(Record list)

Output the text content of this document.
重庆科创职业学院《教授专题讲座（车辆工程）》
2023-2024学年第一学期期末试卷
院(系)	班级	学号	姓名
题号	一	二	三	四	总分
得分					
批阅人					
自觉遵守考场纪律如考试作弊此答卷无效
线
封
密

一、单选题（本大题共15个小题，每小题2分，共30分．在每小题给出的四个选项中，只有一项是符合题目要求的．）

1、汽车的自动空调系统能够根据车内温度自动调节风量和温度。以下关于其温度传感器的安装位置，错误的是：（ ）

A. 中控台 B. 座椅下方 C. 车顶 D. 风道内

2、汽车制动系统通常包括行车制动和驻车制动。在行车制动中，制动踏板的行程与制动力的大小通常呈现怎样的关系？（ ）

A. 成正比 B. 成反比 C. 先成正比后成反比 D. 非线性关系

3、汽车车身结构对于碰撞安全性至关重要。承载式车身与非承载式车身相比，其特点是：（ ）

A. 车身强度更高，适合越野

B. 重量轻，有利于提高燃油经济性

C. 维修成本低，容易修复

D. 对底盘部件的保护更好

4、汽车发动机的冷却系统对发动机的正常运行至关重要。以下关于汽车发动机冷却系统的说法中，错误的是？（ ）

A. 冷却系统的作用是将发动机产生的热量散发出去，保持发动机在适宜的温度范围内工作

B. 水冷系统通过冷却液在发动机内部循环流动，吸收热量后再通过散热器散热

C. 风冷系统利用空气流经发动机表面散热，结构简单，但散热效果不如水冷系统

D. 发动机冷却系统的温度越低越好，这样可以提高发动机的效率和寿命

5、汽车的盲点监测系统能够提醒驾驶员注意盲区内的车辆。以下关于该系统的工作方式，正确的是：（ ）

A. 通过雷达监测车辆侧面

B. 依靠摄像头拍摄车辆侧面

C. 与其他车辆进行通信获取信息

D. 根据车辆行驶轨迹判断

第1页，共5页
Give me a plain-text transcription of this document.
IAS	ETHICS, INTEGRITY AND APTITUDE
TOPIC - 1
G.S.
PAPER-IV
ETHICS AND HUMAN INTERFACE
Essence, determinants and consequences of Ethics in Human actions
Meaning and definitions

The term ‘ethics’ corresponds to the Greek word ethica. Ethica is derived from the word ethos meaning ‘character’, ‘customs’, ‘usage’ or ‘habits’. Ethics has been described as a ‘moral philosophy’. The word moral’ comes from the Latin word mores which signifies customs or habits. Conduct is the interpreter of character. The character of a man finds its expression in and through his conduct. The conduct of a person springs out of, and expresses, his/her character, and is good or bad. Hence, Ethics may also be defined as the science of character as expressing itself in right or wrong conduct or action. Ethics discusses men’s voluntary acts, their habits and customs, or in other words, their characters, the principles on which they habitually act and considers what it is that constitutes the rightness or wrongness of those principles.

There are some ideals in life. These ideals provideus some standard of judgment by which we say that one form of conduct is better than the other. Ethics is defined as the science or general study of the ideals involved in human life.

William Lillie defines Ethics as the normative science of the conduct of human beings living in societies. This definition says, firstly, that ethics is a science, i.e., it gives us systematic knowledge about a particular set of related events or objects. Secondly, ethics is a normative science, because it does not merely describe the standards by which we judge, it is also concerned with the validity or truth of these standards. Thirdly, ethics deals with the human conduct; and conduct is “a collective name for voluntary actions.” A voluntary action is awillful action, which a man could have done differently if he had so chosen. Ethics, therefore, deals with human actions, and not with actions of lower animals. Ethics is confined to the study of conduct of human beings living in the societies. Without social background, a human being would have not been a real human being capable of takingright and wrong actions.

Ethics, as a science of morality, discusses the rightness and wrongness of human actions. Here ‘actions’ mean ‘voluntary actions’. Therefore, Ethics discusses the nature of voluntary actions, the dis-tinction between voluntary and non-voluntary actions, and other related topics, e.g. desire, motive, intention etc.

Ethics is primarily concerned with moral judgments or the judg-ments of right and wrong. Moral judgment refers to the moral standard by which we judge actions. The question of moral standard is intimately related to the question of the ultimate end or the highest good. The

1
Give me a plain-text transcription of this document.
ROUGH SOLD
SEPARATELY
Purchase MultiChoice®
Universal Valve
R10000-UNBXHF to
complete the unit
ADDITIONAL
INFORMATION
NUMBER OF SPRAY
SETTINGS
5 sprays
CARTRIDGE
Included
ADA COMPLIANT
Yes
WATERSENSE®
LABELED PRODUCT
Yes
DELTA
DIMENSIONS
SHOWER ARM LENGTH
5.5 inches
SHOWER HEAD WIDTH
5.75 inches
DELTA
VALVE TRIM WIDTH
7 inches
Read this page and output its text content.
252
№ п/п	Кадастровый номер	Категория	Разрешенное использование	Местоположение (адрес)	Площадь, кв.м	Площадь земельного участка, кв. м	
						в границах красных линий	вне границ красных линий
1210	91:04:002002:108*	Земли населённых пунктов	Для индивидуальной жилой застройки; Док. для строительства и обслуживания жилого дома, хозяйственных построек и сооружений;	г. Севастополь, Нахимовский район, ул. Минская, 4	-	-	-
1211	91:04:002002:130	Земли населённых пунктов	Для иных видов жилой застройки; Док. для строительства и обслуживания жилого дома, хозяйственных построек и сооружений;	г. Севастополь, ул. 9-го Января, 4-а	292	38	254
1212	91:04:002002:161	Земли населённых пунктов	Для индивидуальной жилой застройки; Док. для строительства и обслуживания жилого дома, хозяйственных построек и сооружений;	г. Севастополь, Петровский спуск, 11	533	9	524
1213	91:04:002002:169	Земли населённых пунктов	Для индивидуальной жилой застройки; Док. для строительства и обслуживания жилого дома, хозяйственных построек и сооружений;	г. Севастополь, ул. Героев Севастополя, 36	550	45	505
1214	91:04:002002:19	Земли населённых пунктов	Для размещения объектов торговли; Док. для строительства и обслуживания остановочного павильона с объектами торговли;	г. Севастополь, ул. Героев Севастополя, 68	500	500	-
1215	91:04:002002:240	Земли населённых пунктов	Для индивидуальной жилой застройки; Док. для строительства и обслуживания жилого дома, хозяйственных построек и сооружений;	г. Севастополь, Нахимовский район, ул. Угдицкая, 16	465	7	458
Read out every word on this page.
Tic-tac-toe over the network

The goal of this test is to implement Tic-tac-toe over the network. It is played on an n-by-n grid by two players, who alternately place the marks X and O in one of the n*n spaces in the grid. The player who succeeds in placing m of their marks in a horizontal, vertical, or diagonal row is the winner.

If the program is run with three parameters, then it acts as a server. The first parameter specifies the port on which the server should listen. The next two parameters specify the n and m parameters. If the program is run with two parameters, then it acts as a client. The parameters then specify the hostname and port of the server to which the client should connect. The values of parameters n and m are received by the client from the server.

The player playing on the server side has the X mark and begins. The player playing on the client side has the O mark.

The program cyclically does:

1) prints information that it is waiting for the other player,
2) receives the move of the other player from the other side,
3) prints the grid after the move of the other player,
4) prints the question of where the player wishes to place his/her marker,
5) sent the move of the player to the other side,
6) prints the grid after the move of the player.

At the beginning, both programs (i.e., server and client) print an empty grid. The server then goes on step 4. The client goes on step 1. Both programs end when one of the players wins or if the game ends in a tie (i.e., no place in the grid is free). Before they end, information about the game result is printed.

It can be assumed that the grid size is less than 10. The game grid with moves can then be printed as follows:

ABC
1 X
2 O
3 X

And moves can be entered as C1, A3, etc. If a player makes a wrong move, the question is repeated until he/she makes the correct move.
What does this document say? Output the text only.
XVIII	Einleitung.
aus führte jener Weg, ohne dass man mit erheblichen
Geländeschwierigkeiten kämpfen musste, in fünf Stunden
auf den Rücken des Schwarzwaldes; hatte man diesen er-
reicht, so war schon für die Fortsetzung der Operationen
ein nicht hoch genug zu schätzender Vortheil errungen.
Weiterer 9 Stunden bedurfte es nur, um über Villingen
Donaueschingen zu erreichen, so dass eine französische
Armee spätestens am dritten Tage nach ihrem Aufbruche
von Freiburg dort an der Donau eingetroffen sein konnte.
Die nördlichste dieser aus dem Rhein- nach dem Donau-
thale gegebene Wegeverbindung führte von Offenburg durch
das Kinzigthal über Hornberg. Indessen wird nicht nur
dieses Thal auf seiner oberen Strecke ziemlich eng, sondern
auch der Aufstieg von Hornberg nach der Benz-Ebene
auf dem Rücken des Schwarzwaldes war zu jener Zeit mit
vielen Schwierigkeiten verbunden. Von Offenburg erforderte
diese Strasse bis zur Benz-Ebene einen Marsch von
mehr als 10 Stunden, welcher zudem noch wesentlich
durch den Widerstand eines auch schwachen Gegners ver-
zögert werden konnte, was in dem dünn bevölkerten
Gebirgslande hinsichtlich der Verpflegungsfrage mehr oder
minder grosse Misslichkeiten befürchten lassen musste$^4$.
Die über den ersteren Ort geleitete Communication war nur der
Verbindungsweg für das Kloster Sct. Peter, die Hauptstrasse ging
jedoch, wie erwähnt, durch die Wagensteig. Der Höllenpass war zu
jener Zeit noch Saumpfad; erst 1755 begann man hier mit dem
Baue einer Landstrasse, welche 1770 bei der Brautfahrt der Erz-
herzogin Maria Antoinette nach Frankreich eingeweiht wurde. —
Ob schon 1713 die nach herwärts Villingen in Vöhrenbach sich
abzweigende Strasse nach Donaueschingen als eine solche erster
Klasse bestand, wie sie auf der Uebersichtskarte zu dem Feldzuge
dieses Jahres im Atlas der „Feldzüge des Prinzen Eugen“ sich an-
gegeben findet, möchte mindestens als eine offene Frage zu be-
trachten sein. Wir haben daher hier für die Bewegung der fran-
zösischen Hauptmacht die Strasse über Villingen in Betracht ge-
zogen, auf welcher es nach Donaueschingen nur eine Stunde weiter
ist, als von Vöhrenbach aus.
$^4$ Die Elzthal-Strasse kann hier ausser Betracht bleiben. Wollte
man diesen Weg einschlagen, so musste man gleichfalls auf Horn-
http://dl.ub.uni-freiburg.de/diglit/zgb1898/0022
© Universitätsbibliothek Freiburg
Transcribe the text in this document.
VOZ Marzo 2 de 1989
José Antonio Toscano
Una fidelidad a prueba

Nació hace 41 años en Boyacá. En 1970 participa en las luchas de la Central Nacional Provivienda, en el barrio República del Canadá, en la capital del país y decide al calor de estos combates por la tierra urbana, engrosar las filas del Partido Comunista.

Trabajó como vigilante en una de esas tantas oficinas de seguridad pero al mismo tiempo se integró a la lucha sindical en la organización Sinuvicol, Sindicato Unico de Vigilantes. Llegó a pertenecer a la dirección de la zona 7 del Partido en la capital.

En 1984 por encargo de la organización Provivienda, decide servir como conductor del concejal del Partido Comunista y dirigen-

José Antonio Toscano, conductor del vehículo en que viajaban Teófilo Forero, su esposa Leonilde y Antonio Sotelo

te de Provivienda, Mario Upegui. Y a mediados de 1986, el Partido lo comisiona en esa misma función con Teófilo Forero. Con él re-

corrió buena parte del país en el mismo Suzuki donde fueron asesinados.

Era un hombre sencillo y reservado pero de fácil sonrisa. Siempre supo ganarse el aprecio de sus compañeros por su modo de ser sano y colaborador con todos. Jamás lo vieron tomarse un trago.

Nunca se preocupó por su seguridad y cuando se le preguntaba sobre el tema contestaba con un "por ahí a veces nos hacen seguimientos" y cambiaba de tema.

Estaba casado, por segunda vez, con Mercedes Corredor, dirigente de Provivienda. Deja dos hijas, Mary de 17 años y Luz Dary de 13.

(Exercise details)
Read the data above. Pull out each line in which the string "conductor" appears.

(Final result)
En 1984 por encargo de la organización Provivienda, decide servir como conductor del concejal del Partido Comunista y dirigen-
José Antonio Toscano, conductor del vehículo en que viajaban Teófilo Forero, su esposa Leonilde y Antonio Sotelo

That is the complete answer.